» Request
Render the material again word for word, skipping the pictures in it.

Rows from a figure dataset

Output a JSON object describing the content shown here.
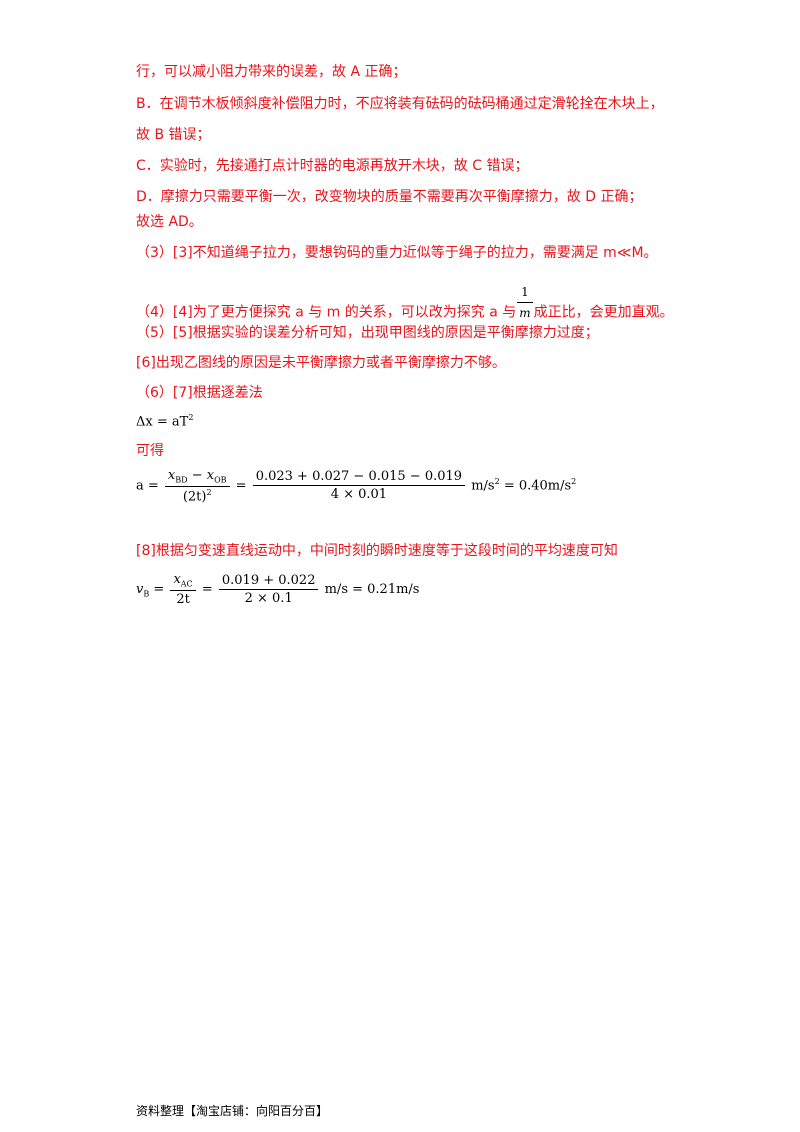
{
  "lines": [
    "行，可以减小阻力带来的误差，故 A 正确；",
    "B．在调节木板倾斜度补偿阻力时，不应将装有砝码的砝码桶通过定滑轮拴在木块上，",
    "故 B 错误；",
    "C．实验时，先接通打点计时器的电源再放开木块，故 C 错误；",
    "D．摩擦力只需要平衡一次，改变物块的质量不需要再次平衡摩擦力，故 D 正确；",
    "故选 AD。",
    "（3）[3]不知道绳子拉力，要想钩码的重力近似等于绳子的拉力，需要满足 m≪M。",
    "（4）[4]为了更方便探究 a 与 m 的关系，可以改为探究 a 与",
    "成正比，会更加直观。",
    "（5）[5]根据实验的误差分析可知，出现甲图线的原因是平衡摩擦力过度；",
    "[6]出现乙图线的原因是未平衡摩擦力或者平衡摩擦力不够。",
    "（6）[7]根据逐差法",
    "可得",
    "[8]根据匀变速直线运动中，中间时刻的瞬时速度等于这段时间的平均速度可知"
  ],
  "inline_frac": {
    "num": "1",
    "den": "m"
  },
  "eq1": {
    "lhs": "Δx = aT",
    "exp": "2"
  },
  "eq2": {
    "a": "a =",
    "num1": "x",
    "sub_bd": "BD",
    "minus": " − ",
    "num2": "x",
    "sub_ob": "OB",
    "den": "(2t)",
    "den_exp": "2",
    "eq": "=",
    "num_val": "0.023 + 0.027 − 0.015 − 0.019",
    "den_val": "4 × 0.01",
    "unit": "m/s",
    "unit_exp": "2",
    "result": "= 0.40m/s",
    "result_exp": "2"
  },
  "eq3": {
    "v": "v",
    "sub_b": "B",
    "eq": "=",
    "num": "x",
    "sub_ac": "AC",
    "den": "2t",
    "eq2": "=",
    "num_val": "0.019 + 0.022",
    "den_val": "2 × 0.1",
    "result": "m/s = 0.21m/s"
  },
  "footer": "资料整理【淘宝店铺：向阳百分百】",
  "colors": {
    "text": "#e8141b",
    "math": "#000000"
  }
}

» Completed task
Output a JSON object describing the content shown here.
{
  "lines": [
    "行，可以减小阻力带来的误差，故 A 正确；",
    "B．在调节木板倾斜度补偿阻力时，不应将装有砝码的砝码桶通过定滑轮拴在木块上，",
    "故 B 错误；",
    "C．实验时，先接通打点计时器的电源再放开木块，故 C 错误；",
    "D．摩擦力只需要平衡一次，改变物块的质量不需要再次平衡摩擦力，故 D 正确；",
    "故选 AD。",
    "（3）[3]不知道绳子拉力，要想钩码的重力近似等于绳子的拉力，需要满足 m≪M。",
    "（4）[4]为了更方便探究 a 与 m 的关系，可以改为探究 a 与",
    "成正比，会更加直观。",
    "（5）[5]根据实验的误差分析可知，出现甲图线的原因是平衡摩擦力过度；",
    "[6]出现乙图线的原因是未平衡摩擦力或者平衡摩擦力不够。",
    "（6）[7]根据逐差法",
    "可得",
    "[8]根据匀变速直线运动中，中间时刻的瞬时速度等于这段时间的平均速度可知"
  ],
  "inline_frac": {
    "num": "1",
    "den": "m"
  },
  "eq1": {
    "lhs": "Δx = aT",
    "exp": "2"
  },
  "eq2": {
    "a": "a =",
    "num1": "x",
    "sub_bd": "BD",
    "minus": " − ",
    "num2": "x",
    "sub_ob": "OB",
    "den": "(2t)",
    "den_exp": "2",
    "eq": "=",
    "num_val": "0.023 + 0.027 − 0.015 − 0.019",
    "den_val": "4 × 0.01",
    "unit": "m/s",
    "unit_exp": "2",
    "result": "= 0.40m/s",
    "result_exp": "2"
  },
  "eq3": {
    "v": "v",
    "sub_b": "B",
    "eq": "=",
    "num": "x",
    "sub_ac": "AC",
    "den": "2t",
    "eq2": "=",
    "num_val": "0.019 + 0.022",
    "den_val": "2 × 0.1",
    "result": "m/s = 0.21m/s"
  },
  "footer": "资料整理【淘宝店铺：向阳百分百】",
  "colors": {
    "text": "#e8141b",
    "math": "#000000"
  }
}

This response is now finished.